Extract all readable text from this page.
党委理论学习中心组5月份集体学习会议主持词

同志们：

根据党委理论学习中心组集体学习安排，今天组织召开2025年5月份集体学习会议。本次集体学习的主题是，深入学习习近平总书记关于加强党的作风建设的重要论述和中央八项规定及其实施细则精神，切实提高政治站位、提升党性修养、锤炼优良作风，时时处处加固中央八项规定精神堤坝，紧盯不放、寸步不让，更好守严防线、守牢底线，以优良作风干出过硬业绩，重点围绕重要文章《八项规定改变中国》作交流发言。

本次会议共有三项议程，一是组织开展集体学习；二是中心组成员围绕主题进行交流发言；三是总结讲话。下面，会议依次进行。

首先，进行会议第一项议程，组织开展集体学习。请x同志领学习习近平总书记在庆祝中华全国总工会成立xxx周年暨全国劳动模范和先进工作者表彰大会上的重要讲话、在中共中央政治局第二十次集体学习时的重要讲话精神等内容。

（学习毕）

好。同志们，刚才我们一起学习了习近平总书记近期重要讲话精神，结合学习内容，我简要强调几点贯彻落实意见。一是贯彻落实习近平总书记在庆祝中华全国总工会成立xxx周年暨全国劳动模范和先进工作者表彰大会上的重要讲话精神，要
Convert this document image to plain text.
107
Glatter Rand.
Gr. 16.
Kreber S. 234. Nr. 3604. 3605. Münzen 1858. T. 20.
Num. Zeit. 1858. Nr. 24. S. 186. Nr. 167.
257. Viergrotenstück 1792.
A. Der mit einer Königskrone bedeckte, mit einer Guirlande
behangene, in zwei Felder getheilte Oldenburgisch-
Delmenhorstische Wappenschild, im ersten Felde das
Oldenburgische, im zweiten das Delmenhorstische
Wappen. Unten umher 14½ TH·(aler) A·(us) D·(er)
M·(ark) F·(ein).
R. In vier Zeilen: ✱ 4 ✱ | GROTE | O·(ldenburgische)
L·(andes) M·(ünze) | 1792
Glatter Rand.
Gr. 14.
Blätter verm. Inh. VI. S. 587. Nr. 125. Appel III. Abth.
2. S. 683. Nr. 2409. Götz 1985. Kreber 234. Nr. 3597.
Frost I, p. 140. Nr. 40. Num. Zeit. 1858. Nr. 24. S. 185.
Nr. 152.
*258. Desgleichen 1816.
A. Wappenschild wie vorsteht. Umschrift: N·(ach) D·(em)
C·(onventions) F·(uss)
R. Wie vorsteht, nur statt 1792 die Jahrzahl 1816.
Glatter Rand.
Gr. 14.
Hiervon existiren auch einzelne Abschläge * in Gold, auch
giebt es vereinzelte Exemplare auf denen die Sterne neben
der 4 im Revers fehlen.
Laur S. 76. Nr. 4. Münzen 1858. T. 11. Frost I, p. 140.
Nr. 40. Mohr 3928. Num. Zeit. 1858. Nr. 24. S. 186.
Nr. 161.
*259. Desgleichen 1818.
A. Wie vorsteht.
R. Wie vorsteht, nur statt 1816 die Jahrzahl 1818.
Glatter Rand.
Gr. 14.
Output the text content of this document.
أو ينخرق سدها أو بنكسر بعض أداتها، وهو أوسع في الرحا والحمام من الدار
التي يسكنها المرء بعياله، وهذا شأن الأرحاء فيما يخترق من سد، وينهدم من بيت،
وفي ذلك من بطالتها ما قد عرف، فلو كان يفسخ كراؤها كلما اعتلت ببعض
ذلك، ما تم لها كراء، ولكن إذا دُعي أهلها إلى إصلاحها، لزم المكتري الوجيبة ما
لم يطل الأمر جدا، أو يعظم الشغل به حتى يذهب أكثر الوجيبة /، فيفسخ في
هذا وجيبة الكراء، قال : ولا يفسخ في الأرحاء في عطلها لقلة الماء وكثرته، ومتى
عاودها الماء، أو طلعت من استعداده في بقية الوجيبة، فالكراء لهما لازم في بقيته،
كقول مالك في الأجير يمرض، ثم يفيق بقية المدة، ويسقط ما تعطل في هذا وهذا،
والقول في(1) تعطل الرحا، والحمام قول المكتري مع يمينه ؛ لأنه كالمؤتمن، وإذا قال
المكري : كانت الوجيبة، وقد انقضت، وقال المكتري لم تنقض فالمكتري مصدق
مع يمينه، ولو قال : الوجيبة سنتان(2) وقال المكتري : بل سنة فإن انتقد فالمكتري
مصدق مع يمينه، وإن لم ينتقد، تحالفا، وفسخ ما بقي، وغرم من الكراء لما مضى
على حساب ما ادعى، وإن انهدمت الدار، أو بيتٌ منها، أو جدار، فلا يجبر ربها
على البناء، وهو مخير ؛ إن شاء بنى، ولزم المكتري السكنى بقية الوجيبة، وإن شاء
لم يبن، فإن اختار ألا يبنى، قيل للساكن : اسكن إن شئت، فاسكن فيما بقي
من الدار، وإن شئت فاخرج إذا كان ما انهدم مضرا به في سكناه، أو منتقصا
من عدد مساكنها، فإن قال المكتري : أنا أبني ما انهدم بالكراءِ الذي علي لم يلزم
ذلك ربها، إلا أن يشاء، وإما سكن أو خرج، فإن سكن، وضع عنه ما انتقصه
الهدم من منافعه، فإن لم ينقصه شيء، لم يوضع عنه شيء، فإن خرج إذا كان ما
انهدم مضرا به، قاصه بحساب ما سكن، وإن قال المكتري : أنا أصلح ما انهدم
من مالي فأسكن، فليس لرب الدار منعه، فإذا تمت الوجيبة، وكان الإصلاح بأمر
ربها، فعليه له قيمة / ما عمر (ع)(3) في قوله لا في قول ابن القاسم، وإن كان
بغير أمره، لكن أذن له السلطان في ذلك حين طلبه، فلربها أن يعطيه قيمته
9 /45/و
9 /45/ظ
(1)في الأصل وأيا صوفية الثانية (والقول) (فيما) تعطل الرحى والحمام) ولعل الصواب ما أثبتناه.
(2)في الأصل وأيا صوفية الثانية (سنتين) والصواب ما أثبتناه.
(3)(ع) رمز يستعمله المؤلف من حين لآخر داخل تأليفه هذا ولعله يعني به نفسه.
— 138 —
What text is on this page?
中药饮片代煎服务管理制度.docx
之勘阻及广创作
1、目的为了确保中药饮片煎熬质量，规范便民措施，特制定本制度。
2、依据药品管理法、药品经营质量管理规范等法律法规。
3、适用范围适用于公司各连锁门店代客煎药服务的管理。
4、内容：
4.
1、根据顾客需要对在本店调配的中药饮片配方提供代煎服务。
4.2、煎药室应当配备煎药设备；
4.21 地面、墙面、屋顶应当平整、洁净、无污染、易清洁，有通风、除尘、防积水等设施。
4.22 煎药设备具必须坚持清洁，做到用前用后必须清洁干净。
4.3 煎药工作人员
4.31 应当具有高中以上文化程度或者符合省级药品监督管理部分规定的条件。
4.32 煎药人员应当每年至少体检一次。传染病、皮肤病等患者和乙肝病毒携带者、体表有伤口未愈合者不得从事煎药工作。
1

□ □ □

Transcribe all of the entries without altering anything.

**REPLY:**
Extract all readable text from this page.
党委理论学习中心组5月份集体学习会议主持词

同志们：

根据党委理论学习中心组集体学习安排，今天组织召开2025年5月份集体学习会议。本次集体学习的主题是，深入学习习近平总书记关于加强党的作风建设的重要论述和中央八项规定及其实施细则精神，切实提高政治站位、提升党性修养、锤炼优良作风，时时处处加固中央八项规定精神堤坝，紧盯不放、寸步不让，更好守严防线、守牢底线，以优良作风干出过硬业绩，重点围绕重要文章《八项规定改变中国》作交流发言。

本次会议共有三项议程，一是组织开展集体学习；二是中心组成员围绕主题进行交流发言；三是总结讲话。下面，会议依次进行。

首先，进行会议第一项议程，组织开展集体学习。请x同志领学习习近平总书记在庆祝中华全国总工会成立xxx周年暨全国劳动模范和先进工作者表彰大会上的重要讲话、在中共中央政治局第二十次集体学习时的重要讲话精神等内容。

（学习毕）

好。同志们，刚才我们一起学习了习近平总书记近期重要讲话精神，结合学习内容，我简要强调几点贯彻落实意见。一是贯彻落实习近平总书记在庆祝中华全国总工会成立xxx周年暨全国劳动模范和先进工作者表彰大会上的重要讲话精神，要
Convert this document image to plain text.
107
Glatter Rand.
Gr. 16.
Kreber S. 234. Nr. 3604. 3605. Münzen 1858. T. 20.
Num. Zeit. 1858. Nr. 24. S. 186. Nr. 167.
257. Viergrotenstück 1792.
A. Der mit einer Königskrone bedeckte, mit einer Guirlande
behangene, in zwei Felder getheilte Oldenburgisch-
Delmenhorstische Wappenschild, im ersten Felde das
Oldenburgische, im zweiten das Delmenhorstische
Wappen. Unten umher 14½ TH·(aler) A·(us) D·(er)
M·(ark) F·(ein).
R. In vier Zeilen: ✱ 4 ✱ | GROTE | O·(ldenburgische)
L·(andes) M·(ünze) | 1792
Glatter Rand.
Gr. 14.
Blätter verm. Inh. VI. S. 587. Nr. 125. Appel III. Abth.
2. S. 683. Nr. 2409. Götz 1985. Kreber 234. Nr. 3597.
Frost I, p. 140. Nr. 40. Num. Zeit. 1858. Nr. 24. S. 185.
Nr. 152.
*258. Desgleichen 1816.
A. Wappenschild wie vorsteht. Umschrift: N·(ach) D·(em)
C·(onventions) F·(uss)
R. Wie vorsteht, nur statt 1792 die Jahrzahl 1816.
Glatter Rand.
Gr. 14.
Hiervon existiren auch einzelne Abschläge * in Gold, auch
giebt es vereinzelte Exemplare auf denen die Sterne neben
der 4 im Revers fehlen.
Laur S. 76. Nr. 4. Münzen 1858. T. 11. Frost I, p. 140.
Nr. 40. Mohr 3928. Num. Zeit. 1858. Nr. 24. S. 186.
Nr. 161.
*259. Desgleichen 1818.
A. Wie vorsteht.
R. Wie vorsteht, nur statt 1816 die Jahrzahl 1818.
Glatter Rand.
Gr. 14.
Output the text content of this document.
أو ينخرق سدها أو بنكسر بعض أداتها، وهو أوسع في الرحا والحمام من الدار
التي يسكنها المرء بعياله، وهذا شأن الأرحاء فيما يخترق من سد، وينهدم من بيت،
وفي ذلك من بطالتها ما قد عرف، فلو كان يفسخ كراؤها كلما اعتلت ببعض
ذلك، ما تم لها كراء، ولكن إذا دُعي أهلها إلى إصلاحها، لزم المكتري الوجيبة ما
لم يطل الأمر جدا، أو يعظم الشغل به حتى يذهب أكثر الوجيبة /، فيفسخ في
هذا وجيبة الكراء، قال : ولا يفسخ في الأرحاء في عطلها لقلة الماء وكثرته، ومتى
عاودها الماء، أو طلعت من استعداده في بقية الوجيبة، فالكراء لهما لازم في بقيته،
كقول مالك في الأجير يمرض، ثم يفيق بقية المدة، ويسقط ما تعطل في هذا وهذا،
والقول في(1) تعطل الرحا، والحمام قول المكتري مع يمينه ؛ لأنه كالمؤتمن، وإذا قال
المكري : كانت الوجيبة، وقد انقضت، وقال المكتري لم تنقض فالمكتري مصدق
مع يمينه، ولو قال : الوجيبة سنتان(2) وقال المكتري : بل سنة فإن انتقد فالمكتري
مصدق مع يمينه، وإن لم ينتقد، تحالفا، وفسخ ما بقي، وغرم من الكراء لما مضى
على حساب ما ادعى، وإن انهدمت الدار، أو بيتٌ منها، أو جدار، فلا يجبر ربها
على البناء، وهو مخير ؛ إن شاء بنى، ولزم المكتري السكنى بقية الوجيبة، وإن شاء
لم يبن، فإن اختار ألا يبنى، قيل للساكن : اسكن إن شئت، فاسكن فيما بقي
من الدار، وإن شئت فاخرج إذا كان ما انهدم مضرا به في سكناه، أو منتقصا
من عدد مساكنها، فإن قال المكتري : أنا أبني ما انهدم بالكراءِ الذي علي لم يلزم
ذلك ربها، إلا أن يشاء، وإما سكن أو خرج، فإن سكن، وضع عنه ما انتقصه
الهدم من منافعه، فإن لم ينقصه شيء، لم يوضع عنه شيء، فإن خرج إذا كان ما
انهدم مضرا به، قاصه بحساب ما سكن، وإن قال المكتري : أنا أصلح ما انهدم
من مالي فأسكن، فليس لرب الدار منعه، فإذا تمت الوجيبة، وكان الإصلاح بأمر
ربها، فعليه له قيمة / ما عمر (ع)(3) في قوله لا في قول ابن القاسم، وإن كان
بغير أمره، لكن أذن له السلطان في ذلك حين طلبه، فلربها أن يعطيه قيمته
9 /45/و
9 /45/ظ
(1)في الأصل وأيا صوفية الثانية (والقول) (فيما) تعطل الرحى والحمام) ولعل الصواب ما أثبتناه.
(2)في الأصل وأيا صوفية الثانية (سنتين) والصواب ما أثبتناه.
(3)(ع) رمز يستعمله المؤلف من حين لآخر داخل تأليفه هذا ولعله يعني به نفسه.
— 138 —
What text is on this page?
中药饮片代煎服务管理制度.docx
之勘阻及广创作
1、目的为了确保中药饮片煎熬质量，规范便民措施，特制定本制度。
2、依据药品管理法、药品经营质量管理规范等法律法规。
3、适用范围适用于公司各连锁门店代客煎药服务的管理。
4、内容：
4.
1、根据顾客需要对在本店调配的中药饮片配方提供代煎服务。
4.2、煎药室应当配备煎药设备；
4.21 地面、墙面、屋顶应当平整、洁净、无污染、易清洁，有通风、除尘、防积水等设施。
4.22 煎药设备具必须坚持清洁，做到用前用后必须清洁干净。
4.3 煎药工作人员
4.31 应当具有高中以上文化程度或者符合省级药品监督管理部分规定的条件。
4.32 煎药人员应当每年至少体检一次。传染病、皮肤病等患者和乙肝病毒携带者、体表有伤口未愈合者不得从事煎药工作。
1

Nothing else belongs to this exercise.